■ **AIM**
Find all lines in the records that include the word "DMEM", and copy them out.

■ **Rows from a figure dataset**
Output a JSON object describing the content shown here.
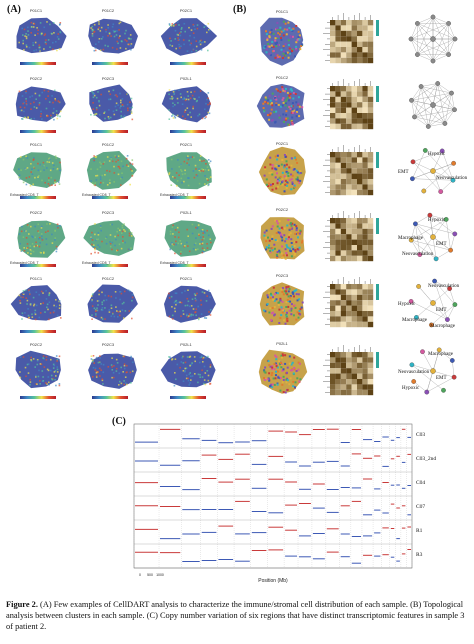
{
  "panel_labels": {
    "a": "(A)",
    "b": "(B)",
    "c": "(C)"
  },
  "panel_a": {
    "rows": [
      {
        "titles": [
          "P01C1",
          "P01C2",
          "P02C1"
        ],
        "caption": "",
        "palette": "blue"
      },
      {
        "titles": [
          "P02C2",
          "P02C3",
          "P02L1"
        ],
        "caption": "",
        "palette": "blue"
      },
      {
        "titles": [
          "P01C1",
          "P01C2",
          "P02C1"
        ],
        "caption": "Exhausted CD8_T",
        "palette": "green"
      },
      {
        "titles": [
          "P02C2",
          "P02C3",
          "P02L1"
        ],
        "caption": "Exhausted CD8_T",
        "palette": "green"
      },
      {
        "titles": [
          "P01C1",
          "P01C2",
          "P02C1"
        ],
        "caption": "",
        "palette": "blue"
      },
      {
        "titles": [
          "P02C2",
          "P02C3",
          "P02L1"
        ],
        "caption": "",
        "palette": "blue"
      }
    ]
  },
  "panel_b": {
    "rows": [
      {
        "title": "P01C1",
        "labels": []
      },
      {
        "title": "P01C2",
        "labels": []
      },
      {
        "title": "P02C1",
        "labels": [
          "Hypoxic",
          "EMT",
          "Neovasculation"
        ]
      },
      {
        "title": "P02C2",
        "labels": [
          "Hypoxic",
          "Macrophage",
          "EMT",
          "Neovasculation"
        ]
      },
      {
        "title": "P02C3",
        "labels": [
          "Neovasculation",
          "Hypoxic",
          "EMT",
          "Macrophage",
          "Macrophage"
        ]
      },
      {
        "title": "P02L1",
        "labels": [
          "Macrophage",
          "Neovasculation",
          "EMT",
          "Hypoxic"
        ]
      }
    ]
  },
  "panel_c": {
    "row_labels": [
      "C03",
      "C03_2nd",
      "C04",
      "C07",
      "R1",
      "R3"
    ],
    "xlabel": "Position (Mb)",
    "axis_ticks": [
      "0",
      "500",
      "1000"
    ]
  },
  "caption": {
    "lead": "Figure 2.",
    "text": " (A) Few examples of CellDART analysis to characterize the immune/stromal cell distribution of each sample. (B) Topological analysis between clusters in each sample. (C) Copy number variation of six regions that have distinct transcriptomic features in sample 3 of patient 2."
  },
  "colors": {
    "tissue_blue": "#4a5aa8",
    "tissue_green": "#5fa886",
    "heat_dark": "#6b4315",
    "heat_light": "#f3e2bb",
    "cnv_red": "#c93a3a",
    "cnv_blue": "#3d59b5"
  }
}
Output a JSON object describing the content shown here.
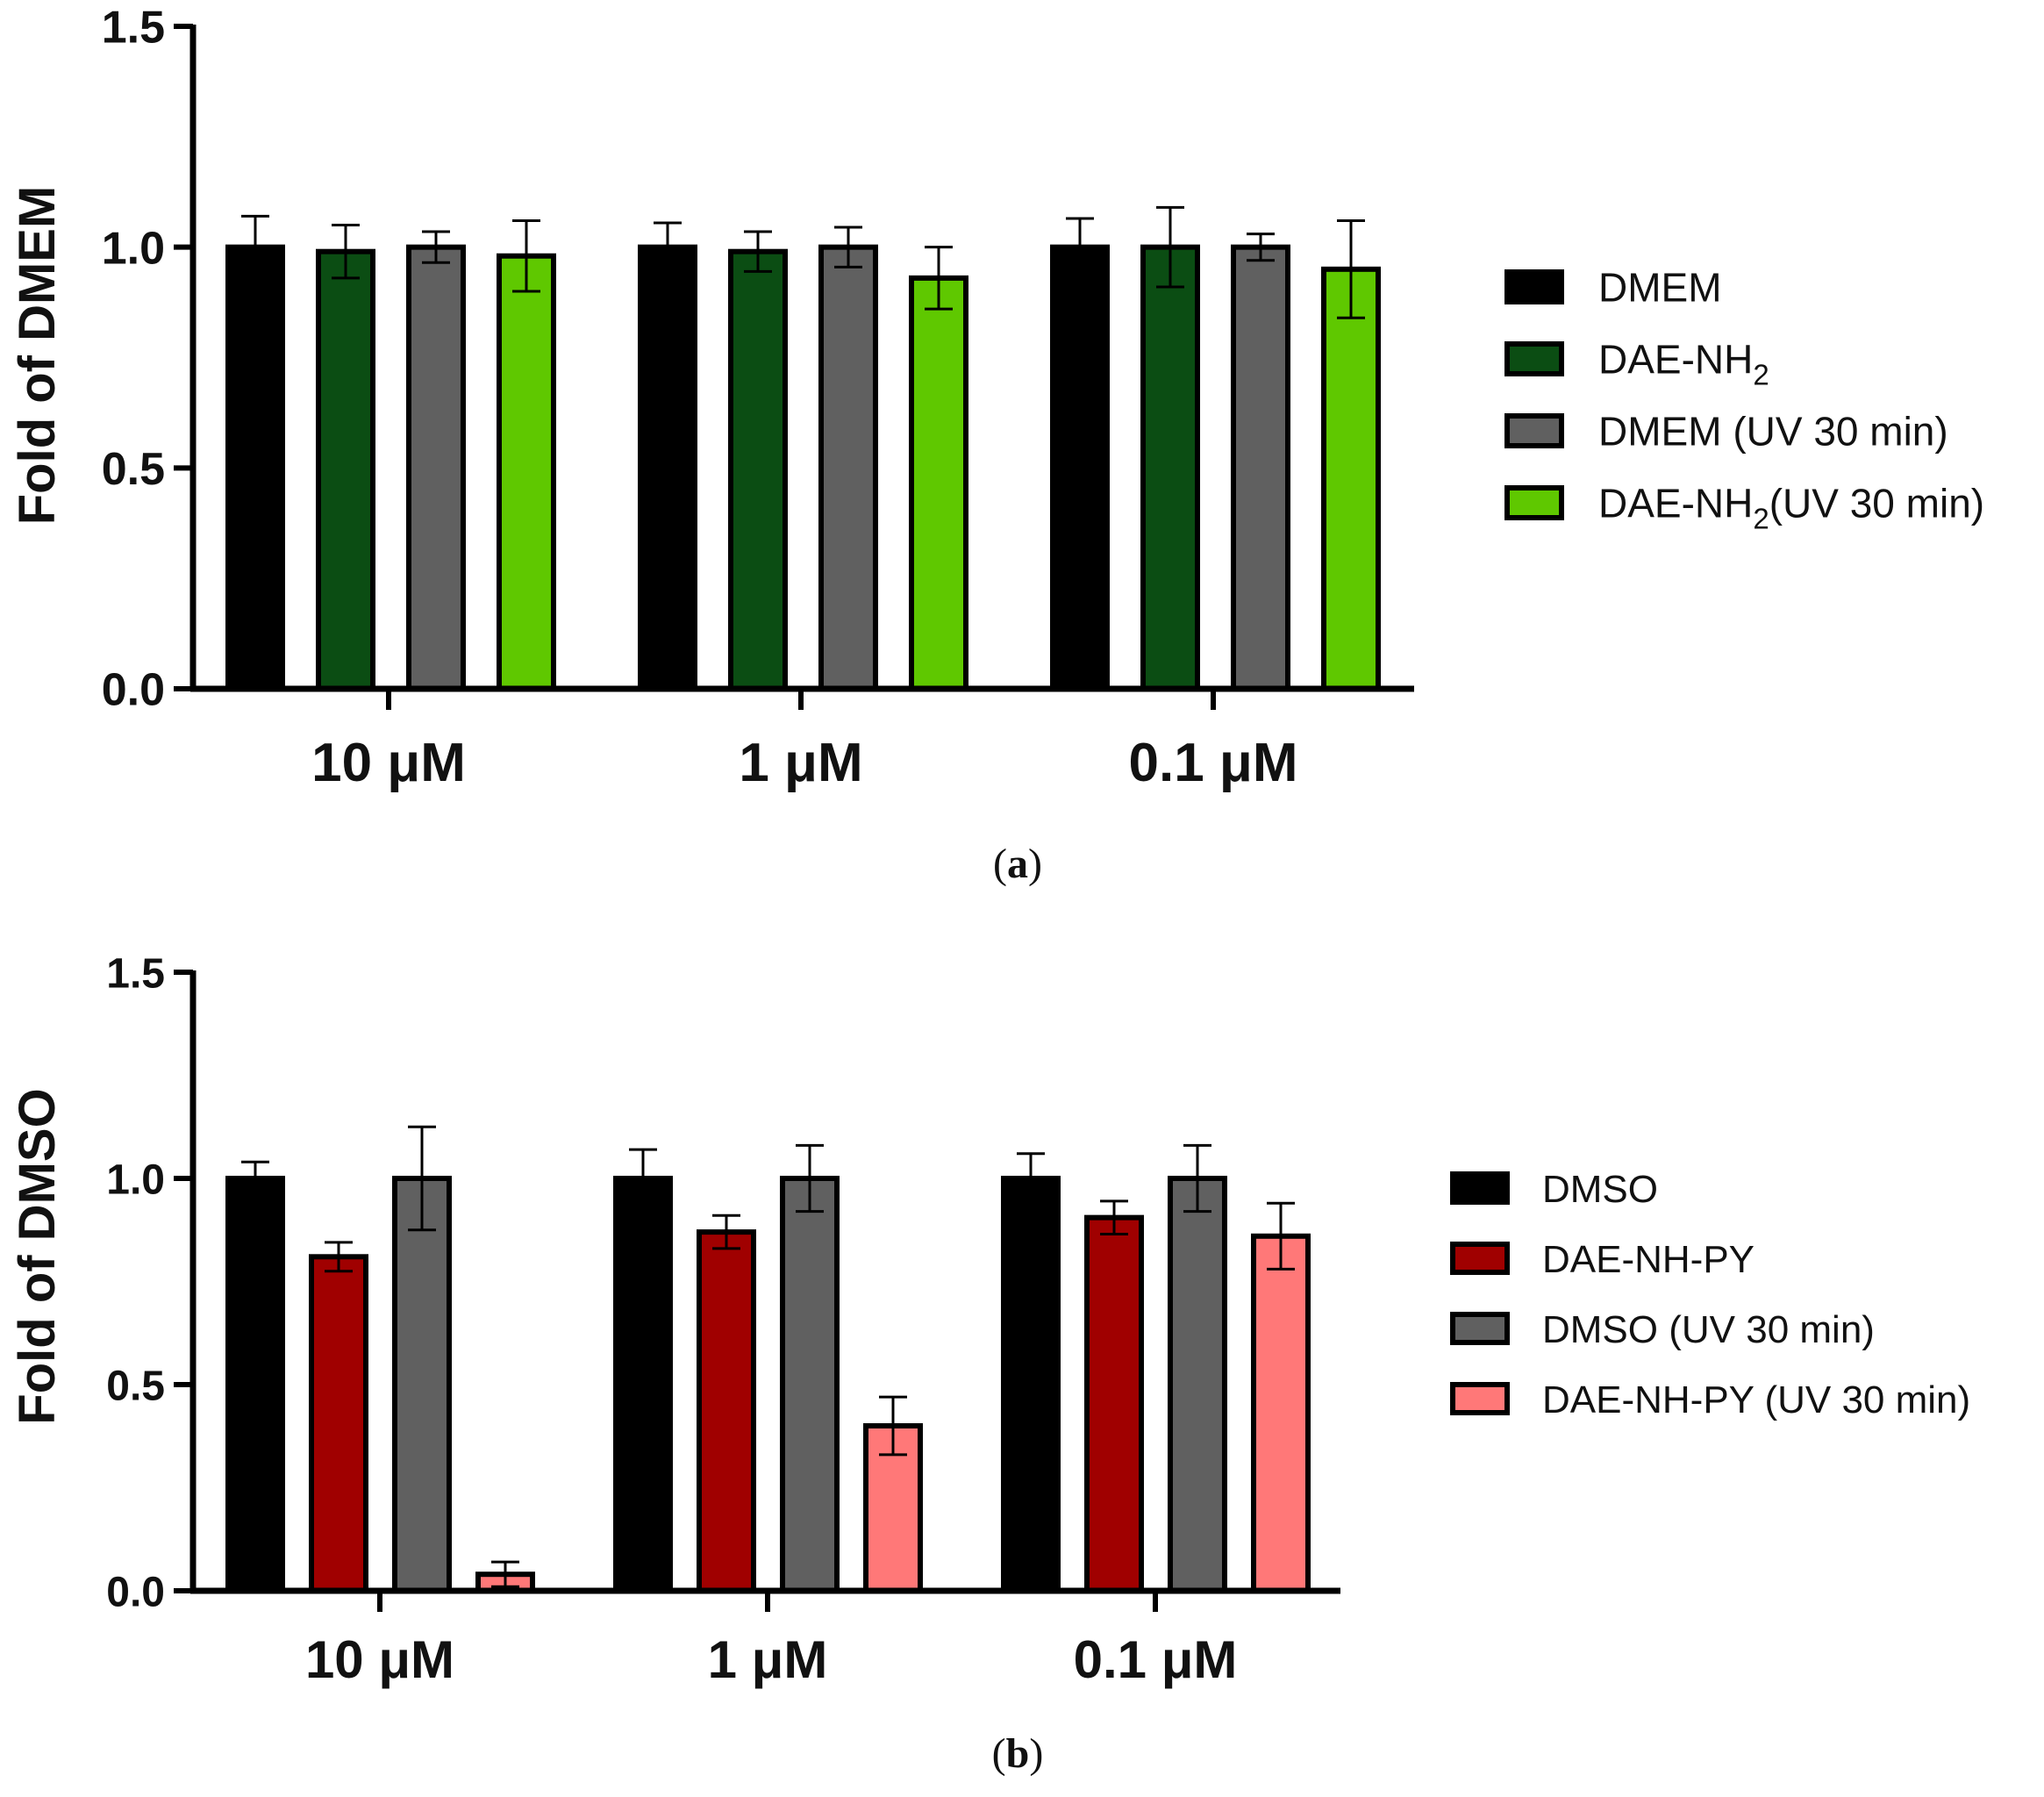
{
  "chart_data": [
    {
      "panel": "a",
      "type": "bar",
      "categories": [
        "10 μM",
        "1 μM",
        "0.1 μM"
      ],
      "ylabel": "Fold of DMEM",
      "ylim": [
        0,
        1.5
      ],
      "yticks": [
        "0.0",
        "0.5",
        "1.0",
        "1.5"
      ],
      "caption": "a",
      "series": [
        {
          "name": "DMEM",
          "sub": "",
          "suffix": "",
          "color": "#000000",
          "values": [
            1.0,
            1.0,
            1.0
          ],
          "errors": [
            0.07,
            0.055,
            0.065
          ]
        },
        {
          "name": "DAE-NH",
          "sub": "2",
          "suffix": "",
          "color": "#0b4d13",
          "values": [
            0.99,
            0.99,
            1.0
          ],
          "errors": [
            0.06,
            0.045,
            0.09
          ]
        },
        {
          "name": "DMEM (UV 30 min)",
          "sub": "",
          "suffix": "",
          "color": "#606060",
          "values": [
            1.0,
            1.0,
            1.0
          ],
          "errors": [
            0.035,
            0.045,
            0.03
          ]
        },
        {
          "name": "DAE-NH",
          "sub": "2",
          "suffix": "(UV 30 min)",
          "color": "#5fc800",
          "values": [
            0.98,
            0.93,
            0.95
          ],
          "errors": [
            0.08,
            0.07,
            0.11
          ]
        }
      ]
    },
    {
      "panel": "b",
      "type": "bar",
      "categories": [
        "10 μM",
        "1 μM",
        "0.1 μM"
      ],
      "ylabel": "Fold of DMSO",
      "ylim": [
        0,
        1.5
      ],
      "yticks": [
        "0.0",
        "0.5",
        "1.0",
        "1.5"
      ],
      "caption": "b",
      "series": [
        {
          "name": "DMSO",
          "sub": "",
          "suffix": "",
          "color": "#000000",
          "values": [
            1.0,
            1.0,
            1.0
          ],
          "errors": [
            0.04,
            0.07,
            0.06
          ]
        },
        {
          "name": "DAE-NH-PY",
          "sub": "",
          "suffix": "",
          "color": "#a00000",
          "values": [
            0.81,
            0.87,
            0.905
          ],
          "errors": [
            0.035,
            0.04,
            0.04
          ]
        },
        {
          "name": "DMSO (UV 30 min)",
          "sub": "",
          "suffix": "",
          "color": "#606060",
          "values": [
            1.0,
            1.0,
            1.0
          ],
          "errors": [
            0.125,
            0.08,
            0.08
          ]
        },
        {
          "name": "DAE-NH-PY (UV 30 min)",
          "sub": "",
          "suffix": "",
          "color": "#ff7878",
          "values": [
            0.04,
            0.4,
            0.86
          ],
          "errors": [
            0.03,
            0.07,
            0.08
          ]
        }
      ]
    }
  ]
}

■ **EXERCISE OUTPUT**
      "ylabel": "Fold of DMEM",
          "name": "DMEM",
          "name": "DMEM (UV 30 min)",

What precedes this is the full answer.